- [Problem] How many lines of the listing contain the string "bounding"? Treat uppercase and lowercase as different, and reply with the number alone.

☆ ☆ ☆

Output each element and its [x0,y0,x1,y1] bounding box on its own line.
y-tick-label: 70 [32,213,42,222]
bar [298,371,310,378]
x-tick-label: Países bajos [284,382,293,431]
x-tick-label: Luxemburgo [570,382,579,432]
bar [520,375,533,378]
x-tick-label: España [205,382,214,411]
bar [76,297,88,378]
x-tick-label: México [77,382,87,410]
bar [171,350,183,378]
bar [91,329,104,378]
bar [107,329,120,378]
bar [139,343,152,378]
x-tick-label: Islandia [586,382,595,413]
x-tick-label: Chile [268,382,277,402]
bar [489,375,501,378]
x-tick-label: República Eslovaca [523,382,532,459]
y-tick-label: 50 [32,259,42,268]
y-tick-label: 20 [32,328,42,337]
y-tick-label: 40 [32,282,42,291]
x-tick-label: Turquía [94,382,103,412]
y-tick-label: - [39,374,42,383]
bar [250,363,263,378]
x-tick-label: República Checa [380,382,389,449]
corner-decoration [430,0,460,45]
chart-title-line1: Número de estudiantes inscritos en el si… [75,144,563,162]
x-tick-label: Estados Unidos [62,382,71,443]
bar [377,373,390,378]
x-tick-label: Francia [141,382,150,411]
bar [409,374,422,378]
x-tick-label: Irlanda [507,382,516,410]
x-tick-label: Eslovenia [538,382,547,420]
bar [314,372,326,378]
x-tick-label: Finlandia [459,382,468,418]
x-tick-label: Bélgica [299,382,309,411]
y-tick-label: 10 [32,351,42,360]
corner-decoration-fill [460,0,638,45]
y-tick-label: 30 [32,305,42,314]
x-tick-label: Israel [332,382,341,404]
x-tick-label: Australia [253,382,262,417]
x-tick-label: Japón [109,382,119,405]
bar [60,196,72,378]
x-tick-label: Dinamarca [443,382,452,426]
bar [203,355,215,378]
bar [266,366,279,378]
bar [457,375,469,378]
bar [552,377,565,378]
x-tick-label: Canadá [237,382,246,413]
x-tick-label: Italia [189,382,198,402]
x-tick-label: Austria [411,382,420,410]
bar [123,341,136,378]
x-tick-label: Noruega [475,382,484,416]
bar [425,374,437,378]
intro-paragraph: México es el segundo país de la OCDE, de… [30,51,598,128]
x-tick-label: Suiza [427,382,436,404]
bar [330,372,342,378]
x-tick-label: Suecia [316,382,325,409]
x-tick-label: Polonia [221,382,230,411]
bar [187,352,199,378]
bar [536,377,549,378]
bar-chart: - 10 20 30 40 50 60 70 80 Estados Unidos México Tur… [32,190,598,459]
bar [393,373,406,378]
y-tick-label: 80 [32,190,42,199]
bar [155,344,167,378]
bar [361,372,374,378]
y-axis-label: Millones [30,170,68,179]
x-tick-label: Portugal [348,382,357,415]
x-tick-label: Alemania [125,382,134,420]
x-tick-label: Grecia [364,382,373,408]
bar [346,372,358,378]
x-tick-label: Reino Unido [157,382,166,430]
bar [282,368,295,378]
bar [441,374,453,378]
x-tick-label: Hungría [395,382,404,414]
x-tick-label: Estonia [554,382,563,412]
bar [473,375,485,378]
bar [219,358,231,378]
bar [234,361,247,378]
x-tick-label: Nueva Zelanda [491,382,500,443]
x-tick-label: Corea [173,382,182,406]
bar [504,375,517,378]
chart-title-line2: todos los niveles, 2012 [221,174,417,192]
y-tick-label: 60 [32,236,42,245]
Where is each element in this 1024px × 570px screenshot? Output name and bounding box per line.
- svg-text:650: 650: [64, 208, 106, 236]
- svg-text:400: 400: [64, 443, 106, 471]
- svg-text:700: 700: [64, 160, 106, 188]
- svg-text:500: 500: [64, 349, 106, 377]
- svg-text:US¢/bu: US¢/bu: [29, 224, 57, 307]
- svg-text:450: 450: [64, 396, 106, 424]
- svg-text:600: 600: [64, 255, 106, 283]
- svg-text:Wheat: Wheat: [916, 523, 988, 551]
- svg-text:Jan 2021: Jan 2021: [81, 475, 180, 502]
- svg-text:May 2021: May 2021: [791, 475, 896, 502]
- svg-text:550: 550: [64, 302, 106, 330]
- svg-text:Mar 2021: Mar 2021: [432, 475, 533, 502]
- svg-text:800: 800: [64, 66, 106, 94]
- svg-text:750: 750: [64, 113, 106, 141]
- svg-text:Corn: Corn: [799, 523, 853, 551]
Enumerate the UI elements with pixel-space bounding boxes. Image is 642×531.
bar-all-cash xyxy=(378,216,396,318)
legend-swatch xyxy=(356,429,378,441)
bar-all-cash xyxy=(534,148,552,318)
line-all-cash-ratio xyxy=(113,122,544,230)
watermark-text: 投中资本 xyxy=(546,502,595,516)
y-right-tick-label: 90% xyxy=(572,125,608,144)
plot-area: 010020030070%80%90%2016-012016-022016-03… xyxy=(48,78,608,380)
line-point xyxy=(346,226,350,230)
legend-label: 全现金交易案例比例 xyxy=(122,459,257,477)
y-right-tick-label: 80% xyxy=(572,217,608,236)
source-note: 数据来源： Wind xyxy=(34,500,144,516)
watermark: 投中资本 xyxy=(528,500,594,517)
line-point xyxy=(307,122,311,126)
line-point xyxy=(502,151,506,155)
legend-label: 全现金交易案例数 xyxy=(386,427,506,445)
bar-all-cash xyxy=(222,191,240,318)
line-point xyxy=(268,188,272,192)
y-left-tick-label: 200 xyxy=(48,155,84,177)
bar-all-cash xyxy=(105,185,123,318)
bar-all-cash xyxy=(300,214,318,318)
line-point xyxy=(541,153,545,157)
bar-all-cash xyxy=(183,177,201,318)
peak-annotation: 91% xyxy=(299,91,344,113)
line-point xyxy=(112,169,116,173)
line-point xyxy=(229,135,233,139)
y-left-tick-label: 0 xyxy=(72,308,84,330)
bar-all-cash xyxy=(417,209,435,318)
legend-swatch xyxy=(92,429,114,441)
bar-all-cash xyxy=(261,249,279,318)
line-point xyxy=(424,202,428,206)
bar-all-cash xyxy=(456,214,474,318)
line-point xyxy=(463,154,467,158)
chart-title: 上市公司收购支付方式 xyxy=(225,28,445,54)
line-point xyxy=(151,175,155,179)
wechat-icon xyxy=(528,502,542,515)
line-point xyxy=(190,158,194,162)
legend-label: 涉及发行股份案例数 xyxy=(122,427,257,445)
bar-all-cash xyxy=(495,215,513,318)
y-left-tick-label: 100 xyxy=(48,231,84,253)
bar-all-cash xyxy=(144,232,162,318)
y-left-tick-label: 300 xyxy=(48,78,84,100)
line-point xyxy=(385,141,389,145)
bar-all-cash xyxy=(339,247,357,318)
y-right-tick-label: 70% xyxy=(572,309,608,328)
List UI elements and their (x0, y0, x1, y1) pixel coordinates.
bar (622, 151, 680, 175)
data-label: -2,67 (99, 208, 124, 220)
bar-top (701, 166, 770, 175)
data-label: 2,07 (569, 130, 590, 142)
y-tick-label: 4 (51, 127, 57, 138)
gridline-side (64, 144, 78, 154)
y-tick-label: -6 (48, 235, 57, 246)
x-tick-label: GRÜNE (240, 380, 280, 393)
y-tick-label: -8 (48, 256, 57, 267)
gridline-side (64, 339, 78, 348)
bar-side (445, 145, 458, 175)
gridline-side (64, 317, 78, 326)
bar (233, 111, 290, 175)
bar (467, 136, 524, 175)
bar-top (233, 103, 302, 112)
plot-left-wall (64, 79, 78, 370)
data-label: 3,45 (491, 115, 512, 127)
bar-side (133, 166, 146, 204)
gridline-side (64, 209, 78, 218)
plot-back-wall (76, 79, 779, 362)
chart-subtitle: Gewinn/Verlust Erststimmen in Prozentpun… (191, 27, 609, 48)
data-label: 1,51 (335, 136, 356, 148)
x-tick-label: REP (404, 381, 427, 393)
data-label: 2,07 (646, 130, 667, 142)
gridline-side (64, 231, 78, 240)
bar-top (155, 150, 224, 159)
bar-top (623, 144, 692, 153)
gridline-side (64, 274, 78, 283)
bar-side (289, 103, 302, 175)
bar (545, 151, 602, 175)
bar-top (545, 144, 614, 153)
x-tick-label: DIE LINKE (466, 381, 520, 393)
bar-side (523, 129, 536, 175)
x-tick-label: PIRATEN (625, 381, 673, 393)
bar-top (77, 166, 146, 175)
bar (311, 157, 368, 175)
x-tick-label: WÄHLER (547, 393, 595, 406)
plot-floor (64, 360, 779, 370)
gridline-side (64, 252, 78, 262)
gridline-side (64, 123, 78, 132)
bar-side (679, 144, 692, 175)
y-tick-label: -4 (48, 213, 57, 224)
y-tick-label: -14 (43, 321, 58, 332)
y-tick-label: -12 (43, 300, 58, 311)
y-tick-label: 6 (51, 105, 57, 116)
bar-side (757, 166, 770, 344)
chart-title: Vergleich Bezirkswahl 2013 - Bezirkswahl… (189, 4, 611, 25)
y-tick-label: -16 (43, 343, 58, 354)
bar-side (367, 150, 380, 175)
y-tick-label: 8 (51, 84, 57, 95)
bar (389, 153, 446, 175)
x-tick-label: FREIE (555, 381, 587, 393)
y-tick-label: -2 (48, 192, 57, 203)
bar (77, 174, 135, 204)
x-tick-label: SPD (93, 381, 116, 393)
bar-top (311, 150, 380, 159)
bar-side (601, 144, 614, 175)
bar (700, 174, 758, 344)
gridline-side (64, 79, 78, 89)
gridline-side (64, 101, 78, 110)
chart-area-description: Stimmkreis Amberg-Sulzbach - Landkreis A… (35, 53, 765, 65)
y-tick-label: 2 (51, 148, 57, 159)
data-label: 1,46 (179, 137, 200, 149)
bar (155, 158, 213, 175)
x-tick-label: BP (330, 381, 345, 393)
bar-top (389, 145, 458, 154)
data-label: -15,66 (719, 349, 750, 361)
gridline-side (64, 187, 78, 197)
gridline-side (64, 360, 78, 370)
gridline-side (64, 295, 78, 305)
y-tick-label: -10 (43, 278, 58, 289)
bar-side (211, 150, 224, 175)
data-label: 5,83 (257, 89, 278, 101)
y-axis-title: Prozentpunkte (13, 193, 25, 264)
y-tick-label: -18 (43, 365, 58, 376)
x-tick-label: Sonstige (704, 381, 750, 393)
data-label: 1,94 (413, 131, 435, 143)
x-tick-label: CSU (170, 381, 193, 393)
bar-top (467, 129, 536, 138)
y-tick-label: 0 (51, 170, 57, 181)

☆ ☆ ☆

- [Output of the exercise] 3